▶ JOB
All of the data must be printed exactly; please include every line.

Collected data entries
....................

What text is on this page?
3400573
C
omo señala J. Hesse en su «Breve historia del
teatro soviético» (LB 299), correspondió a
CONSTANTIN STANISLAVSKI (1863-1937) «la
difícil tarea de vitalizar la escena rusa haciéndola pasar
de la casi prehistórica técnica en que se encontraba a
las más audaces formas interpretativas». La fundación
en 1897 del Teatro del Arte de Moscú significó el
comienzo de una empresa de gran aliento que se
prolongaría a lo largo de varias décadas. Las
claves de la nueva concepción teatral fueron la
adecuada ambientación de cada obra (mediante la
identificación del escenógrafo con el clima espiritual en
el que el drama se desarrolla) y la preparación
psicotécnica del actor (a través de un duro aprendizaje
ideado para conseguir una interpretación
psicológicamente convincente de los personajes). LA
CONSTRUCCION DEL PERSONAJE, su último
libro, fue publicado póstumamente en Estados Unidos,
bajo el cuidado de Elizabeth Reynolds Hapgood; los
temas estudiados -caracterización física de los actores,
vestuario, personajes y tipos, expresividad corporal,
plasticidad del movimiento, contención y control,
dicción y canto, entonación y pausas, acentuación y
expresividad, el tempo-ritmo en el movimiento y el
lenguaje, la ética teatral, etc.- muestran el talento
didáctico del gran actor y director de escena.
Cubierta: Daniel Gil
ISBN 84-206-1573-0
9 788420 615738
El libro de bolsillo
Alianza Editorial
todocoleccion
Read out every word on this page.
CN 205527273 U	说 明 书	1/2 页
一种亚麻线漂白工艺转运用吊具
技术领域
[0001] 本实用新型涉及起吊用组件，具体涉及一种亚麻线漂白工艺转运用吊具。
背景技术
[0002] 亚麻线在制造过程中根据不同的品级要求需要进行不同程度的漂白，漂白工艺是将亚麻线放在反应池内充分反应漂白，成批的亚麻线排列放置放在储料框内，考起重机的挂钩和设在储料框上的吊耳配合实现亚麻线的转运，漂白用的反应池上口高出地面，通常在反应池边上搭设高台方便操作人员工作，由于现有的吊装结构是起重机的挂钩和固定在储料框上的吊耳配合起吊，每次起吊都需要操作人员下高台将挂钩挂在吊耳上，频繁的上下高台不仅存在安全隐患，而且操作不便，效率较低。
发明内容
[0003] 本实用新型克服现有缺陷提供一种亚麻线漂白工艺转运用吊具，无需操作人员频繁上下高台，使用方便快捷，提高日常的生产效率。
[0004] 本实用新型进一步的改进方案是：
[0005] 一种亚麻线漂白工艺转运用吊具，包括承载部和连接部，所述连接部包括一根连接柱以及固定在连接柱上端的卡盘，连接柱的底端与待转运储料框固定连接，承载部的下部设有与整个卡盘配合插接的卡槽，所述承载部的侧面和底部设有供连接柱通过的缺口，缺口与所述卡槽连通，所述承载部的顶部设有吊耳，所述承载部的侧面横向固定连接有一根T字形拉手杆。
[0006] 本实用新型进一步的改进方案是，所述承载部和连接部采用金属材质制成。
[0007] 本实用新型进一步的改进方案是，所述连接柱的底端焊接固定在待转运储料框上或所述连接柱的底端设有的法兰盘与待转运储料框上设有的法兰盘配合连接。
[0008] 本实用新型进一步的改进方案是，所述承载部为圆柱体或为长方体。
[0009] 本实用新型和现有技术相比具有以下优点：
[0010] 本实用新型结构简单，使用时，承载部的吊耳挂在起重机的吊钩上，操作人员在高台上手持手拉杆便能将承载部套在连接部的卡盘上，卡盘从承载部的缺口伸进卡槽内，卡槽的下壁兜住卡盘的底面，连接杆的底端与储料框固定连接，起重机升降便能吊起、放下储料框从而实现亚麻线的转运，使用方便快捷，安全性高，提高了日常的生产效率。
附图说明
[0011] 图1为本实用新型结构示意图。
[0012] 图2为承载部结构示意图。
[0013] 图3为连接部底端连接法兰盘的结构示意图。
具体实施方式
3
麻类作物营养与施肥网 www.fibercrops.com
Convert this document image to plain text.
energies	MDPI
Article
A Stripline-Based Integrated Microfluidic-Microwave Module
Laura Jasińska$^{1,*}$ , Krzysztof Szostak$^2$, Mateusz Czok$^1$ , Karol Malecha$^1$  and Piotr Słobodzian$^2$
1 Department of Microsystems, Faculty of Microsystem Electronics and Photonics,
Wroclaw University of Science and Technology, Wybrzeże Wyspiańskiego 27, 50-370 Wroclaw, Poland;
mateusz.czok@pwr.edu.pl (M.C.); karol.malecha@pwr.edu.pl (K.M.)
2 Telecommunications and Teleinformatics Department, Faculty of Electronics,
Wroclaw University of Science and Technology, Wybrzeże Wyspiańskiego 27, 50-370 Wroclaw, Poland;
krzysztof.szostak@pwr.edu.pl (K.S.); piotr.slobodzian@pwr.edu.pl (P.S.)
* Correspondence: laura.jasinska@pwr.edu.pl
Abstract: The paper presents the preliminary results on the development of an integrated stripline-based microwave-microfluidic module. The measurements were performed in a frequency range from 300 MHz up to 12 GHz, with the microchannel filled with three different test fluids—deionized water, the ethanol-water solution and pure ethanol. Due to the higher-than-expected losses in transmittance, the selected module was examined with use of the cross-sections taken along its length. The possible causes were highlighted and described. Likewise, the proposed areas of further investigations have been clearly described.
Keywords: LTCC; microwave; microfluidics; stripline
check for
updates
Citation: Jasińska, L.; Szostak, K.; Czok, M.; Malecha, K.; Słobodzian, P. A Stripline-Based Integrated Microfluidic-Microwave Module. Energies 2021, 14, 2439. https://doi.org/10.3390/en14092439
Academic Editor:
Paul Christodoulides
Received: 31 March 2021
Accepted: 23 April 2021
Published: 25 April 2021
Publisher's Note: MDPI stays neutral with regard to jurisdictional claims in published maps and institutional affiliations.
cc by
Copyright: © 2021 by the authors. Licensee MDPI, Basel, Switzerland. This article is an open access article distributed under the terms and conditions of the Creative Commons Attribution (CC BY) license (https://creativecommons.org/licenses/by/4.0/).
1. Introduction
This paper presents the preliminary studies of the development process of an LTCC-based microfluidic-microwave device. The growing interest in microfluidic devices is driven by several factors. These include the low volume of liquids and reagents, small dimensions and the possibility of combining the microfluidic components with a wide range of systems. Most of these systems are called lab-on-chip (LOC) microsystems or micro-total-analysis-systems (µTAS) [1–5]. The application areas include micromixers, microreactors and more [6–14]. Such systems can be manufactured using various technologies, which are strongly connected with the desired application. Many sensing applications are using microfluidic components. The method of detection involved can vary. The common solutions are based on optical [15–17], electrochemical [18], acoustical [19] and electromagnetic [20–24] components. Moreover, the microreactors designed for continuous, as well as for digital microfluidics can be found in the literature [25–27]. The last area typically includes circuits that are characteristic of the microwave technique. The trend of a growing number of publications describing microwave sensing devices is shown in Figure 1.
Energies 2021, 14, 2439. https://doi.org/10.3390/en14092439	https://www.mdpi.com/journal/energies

....................

▶ WRITTEN SOLUTION
What text is on this page?
3400573
C
omo señala J. Hesse en su «Breve historia del
teatro soviético» (LB 299), correspondió a
CONSTANTIN STANISLAVSKI (1863-1937) «la
difícil tarea de vitalizar la escena rusa haciéndola pasar
de la casi prehistórica técnica en que se encontraba a
las más audaces formas interpretativas». La fundación
en 1897 del Teatro del Arte de Moscú significó el
comienzo de una empresa de gran aliento que se
prolongaría a lo largo de varias décadas. Las
claves de la nueva concepción teatral fueron la
adecuada ambientación de cada obra (mediante la
identificación del escenógrafo con el clima espiritual en
el que el drama se desarrolla) y la preparación
psicotécnica del actor (a través de un duro aprendizaje
ideado para conseguir una interpretación
psicológicamente convincente de los personajes). LA
CONSTRUCCION DEL PERSONAJE, su último
libro, fue publicado póstumamente en Estados Unidos,
bajo el cuidado de Elizabeth Reynolds Hapgood; los
temas estudiados -caracterización física de los actores,
vestuario, personajes y tipos, expresividad corporal,
plasticidad del movimiento, contención y control,
dicción y canto, entonación y pausas, acentuación y
expresividad, el tempo-ritmo en el movimiento y el
lenguaje, la ética teatral, etc.- muestran el talento
didáctico del gran actor y director de escena.
Cubierta: Daniel Gil
ISBN 84-206-1573-0
9 788420 615738
El libro de bolsillo
Alianza Editorial
todocoleccion
Read out every word on this page.
CN 205527273 U	说 明 书	1/2 页
一种亚麻线漂白工艺转运用吊具
技术领域
[0001] 本实用新型涉及起吊用组件，具体涉及一种亚麻线漂白工艺转运用吊具。
背景技术
[0002] 亚麻线在制造过程中根据不同的品级要求需要进行不同程度的漂白，漂白工艺是将亚麻线放在反应池内充分反应漂白，成批的亚麻线排列放置放在储料框内，考起重机的挂钩和设在储料框上的吊耳配合实现亚麻线的转运，漂白用的反应池上口高出地面，通常在反应池边上搭设高台方便操作人员工作，由于现有的吊装结构是起重机的挂钩和固定在储料框上的吊耳配合起吊，每次起吊都需要操作人员下高台将挂钩挂在吊耳上，频繁的上下高台不仅存在安全隐患，而且操作不便，效率较低。
发明内容
[0003] 本实用新型克服现有缺陷提供一种亚麻线漂白工艺转运用吊具，无需操作人员频繁上下高台，使用方便快捷，提高日常的生产效率。
[0004] 本实用新型进一步的改进方案是：
[0005] 一种亚麻线漂白工艺转运用吊具，包括承载部和连接部，所述连接部包括一根连接柱以及固定在连接柱上端的卡盘，连接柱的底端与待转运储料框固定连接，承载部的下部设有与整个卡盘配合插接的卡槽，所述承载部的侧面和底部设有供连接柱通过的缺口，缺口与所述卡槽连通，所述承载部的顶部设有吊耳，所述承载部的侧面横向固定连接有一根T字形拉手杆。
[0006] 本实用新型进一步的改进方案是，所述承载部和连接部采用金属材质制成。
[0007] 本实用新型进一步的改进方案是，所述连接柱的底端焊接固定在待转运储料框上或所述连接柱的底端设有的法兰盘与待转运储料框上设有的法兰盘配合连接。
[0008] 本实用新型进一步的改进方案是，所述承载部为圆柱体或为长方体。
[0009] 本实用新型和现有技术相比具有以下优点：
[0010] 本实用新型结构简单，使用时，承载部的吊耳挂在起重机的吊钩上，操作人员在高台上手持手拉杆便能将承载部套在连接部的卡盘上，卡盘从承载部的缺口伸进卡槽内，卡槽的下壁兜住卡盘的底面，连接杆的底端与储料框固定连接，起重机升降便能吊起、放下储料框从而实现亚麻线的转运，使用方便快捷，安全性高，提高了日常的生产效率。
附图说明
[0011] 图1为本实用新型结构示意图。
[0012] 图2为承载部结构示意图。
[0013] 图3为连接部底端连接法兰盘的结构示意图。
具体实施方式
3
麻类作物营养与施肥网 www.fibercrops.com
Convert this document image to plain text.
energies	MDPI
Article
A Stripline-Based Integrated Microfluidic-Microwave Module
Laura Jasińska$^{1,*}$ , Krzysztof Szostak$^2$, Mateusz Czok$^1$ , Karol Malecha$^1$  and Piotr Słobodzian$^2$
1 Department of Microsystems, Faculty of Microsystem Electronics and Photonics,
Wroclaw University of Science and Technology, Wybrzeże Wyspiańskiego 27, 50-370 Wroclaw, Poland;
mateusz.czok@pwr.edu.pl (M.C.); karol.malecha@pwr.edu.pl (K.M.)
2 Telecommunications and Teleinformatics Department, Faculty of Electronics,
Wroclaw University of Science and Technology, Wybrzeże Wyspiańskiego 27, 50-370 Wroclaw, Poland;
krzysztof.szostak@pwr.edu.pl (K.S.); piotr.slobodzian@pwr.edu.pl (P.S.)
* Correspondence: laura.jasinska@pwr.edu.pl
Abstract: The paper presents the preliminary results on the development of an integrated stripline-based microwave-microfluidic module. The measurements were performed in a frequency range from 300 MHz up to 12 GHz, with the microchannel filled with three different test fluids—deionized water, the ethanol-water solution and pure ethanol. Due to the higher-than-expected losses in transmittance, the selected module was examined with use of the cross-sections taken along its length. The possible causes were highlighted and described. Likewise, the proposed areas of further investigations have been clearly described.
Keywords: LTCC; microwave; microfluidics; stripline
check for
updates
Citation: Jasińska, L.; Szostak, K.; Czok, M.; Malecha, K.; Słobodzian, P. A Stripline-Based Integrated Microfluidic-Microwave Module. Energies 2021, 14, 2439. https://doi.org/10.3390/en14092439
Academic Editor:
Paul Christodoulides
Received: 31 March 2021
Accepted: 23 April 2021
Published: 25 April 2021
Publisher's Note: MDPI stays neutral with regard to jurisdictional claims in published maps and institutional affiliations.
cc by
Copyright: © 2021 by the authors. Licensee MDPI, Basel, Switzerland. This article is an open access article distributed under the terms and conditions of the Creative Commons Attribution (CC BY) license (https://creativecommons.org/licenses/by/4.0/).
1. Introduction
This paper presents the preliminary studies of the development process of an LTCC-based microfluidic-microwave device. The growing interest in microfluidic devices is driven by several factors. These include the low volume of liquids and reagents, small dimensions and the possibility of combining the microfluidic components with a wide range of systems. Most of these systems are called lab-on-chip (LOC) microsystems or micro-total-analysis-systems (µTAS) [1–5]. The application areas include micromixers, microreactors and more [6–14]. Such systems can be manufactured using various technologies, which are strongly connected with the desired application. Many sensing applications are using microfluidic components. The method of detection involved can vary. The common solutions are based on optical [15–17], electrochemical [18], acoustical [19] and electromagnetic [20–24] components. Moreover, the microreactors designed for continuous, as well as for digital microfluidics can be found in the literature [25–27]. The last area typically includes circuits that are characteristic of the microwave technique. The trend of a growing number of publications describing microwave sensing devices is shown in Figure 1.
Energies 2021, 14, 2439. https://doi.org/10.3390/en14092439	https://www.mdpi.com/journal/energies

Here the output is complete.